[EXCERPTED RECORDS]

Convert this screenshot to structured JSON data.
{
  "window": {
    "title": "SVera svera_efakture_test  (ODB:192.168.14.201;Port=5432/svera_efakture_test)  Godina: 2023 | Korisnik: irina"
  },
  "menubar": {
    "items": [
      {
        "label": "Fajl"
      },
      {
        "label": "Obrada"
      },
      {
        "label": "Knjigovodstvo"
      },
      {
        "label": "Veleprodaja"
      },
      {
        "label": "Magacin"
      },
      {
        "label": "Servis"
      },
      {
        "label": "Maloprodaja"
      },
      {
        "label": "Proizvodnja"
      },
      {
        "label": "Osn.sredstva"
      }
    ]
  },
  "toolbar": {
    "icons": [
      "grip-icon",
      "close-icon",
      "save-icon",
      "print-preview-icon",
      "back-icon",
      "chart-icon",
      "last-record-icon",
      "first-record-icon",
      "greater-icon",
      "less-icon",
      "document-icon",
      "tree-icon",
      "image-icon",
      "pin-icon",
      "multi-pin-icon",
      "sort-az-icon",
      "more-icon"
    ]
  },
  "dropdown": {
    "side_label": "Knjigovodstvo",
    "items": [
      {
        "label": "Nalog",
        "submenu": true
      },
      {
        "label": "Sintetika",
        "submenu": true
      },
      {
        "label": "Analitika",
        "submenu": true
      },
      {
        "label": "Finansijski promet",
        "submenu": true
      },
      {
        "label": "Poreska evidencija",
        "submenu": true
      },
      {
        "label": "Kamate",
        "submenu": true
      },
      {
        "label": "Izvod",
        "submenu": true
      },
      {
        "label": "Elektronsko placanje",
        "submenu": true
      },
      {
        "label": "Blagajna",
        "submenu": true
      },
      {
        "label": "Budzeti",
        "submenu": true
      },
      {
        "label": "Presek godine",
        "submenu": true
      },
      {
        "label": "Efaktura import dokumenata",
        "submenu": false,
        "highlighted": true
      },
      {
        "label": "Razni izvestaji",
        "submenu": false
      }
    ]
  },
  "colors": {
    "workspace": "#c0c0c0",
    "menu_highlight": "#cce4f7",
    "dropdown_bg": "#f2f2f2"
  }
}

[WHAT IS EXPECTED] Write the complete data out, exactly as above.

[SOLUTION TO THE PROBLEM]
Convert this screenshot to structured JSON data.
{
  "window": {
    "title": "SVera svera_efakture_test  (ODB:192.168.14.201;Port=5432/svera_efakture_test)  Godina: 2023 | Korisnik: irina"
  },
  "menubar": {
    "items": [
      {
        "label": "Fajl"
      },
      {
        "label": "Obrada"
      },
      {
        "label": "Knjigovodstvo"
      },
      {
        "label": "Veleprodaja"
      },
      {
        "label": "Magacin"
      },
      {
        "label": "Servis"
      },
      {
        "label": "Maloprodaja"
      },
      {
        "label": "Proizvodnja"
      },
      {
        "label": "Osn.sredstva"
      }
    ]
  },
  "toolbar": {
    "icons": [
      "grip-icon",
      "close-icon",
      "save-icon",
      "print-preview-icon",
      "back-icon",
      "chart-icon",
      "last-record-icon",
      "first-record-icon",
      "greater-icon",
      "less-icon",
      "document-icon",
      "tree-icon",
      "image-icon",
      "pin-icon",
      "multi-pin-icon",
      "sort-az-icon",
      "more-icon"
    ]
  },
  "dropdown": {
    "side_label": "Knjigovodstvo",
    "items": [
      {
        "label": "Nalog",
        "submenu": true
      },
      {
        "label": "Sintetika",
        "submenu": true
      },
      {
        "label": "Analitika",
        "submenu": true
      },
      {
        "label": "Finansijski promet",
        "submenu": true
      },
      {
        "label": "Poreska evidencija",
        "submenu": true
      },
      {
        "label": "Kamate",
        "submenu": true
      },
      {
        "label": "Izvod",
        "submenu": true
      },
      {
        "label": "Elektronsko placanje",
        "submenu": true
      },
      {
        "label": "Blagajna",
        "submenu": true
      },
      {
        "label": "Budzeti",
        "submenu": true
      },
      {
        "label": "Presek godine",
        "submenu": true
      },
      {
        "label": "Efaktura import dokumenata",
        "submenu": false,
        "highlighted": true
      },
      {
        "label": "Razni izvestaji",
        "submenu": false
      }
    ]
  },
  "colors": {
    "workspace": "#c0c0c0",
    "menu_highlight": "#cce4f7",
    "dropdown_bg": "#f2f2f2"
  }
}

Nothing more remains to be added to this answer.